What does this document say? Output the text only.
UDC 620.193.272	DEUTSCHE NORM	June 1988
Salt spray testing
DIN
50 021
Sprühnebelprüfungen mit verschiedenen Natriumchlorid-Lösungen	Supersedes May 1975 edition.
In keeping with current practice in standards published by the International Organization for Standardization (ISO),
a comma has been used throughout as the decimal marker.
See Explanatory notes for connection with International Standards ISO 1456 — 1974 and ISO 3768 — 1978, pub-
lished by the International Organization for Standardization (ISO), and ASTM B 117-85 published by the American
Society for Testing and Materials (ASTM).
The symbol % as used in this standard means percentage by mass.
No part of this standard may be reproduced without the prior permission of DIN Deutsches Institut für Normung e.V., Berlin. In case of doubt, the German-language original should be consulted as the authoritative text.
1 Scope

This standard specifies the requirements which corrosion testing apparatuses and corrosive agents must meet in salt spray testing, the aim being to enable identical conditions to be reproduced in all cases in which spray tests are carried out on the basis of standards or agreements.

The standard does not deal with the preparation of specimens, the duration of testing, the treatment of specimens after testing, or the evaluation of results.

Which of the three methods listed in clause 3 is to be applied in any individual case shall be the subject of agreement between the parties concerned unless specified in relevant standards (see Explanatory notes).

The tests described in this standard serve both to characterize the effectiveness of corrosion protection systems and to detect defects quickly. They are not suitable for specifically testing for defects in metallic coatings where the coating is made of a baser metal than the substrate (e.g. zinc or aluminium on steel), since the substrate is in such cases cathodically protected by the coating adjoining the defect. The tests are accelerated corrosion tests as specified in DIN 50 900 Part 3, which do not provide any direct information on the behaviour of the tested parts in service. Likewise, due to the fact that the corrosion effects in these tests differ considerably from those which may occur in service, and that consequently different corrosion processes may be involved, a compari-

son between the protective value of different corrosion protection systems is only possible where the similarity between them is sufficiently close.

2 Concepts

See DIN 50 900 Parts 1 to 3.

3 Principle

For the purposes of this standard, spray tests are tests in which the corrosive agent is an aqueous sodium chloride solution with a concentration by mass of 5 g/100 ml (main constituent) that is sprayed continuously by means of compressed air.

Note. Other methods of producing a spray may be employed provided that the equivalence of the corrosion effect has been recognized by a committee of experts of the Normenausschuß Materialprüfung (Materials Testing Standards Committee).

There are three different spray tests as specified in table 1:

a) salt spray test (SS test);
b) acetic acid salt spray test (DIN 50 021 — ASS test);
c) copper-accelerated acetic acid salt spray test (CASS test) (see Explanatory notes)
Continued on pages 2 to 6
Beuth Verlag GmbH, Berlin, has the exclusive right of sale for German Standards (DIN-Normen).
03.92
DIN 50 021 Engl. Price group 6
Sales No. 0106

******************************

Locate the word "Explanatory" in the data above. Copy every line carrying it.

See Explanatory notes for connection with International Standards ISO 1456 — 1974 and ISO 3768 — 1978, pub-
Which of the three methods listed in clause 3 is to be applied in any individual case shall be the subject of agreement between the parties concerned unless specified in relevant standards (see Explanatory notes).
c) copper-accelerated acetic acid salt spray test (CASS test) (see Explanatory notes)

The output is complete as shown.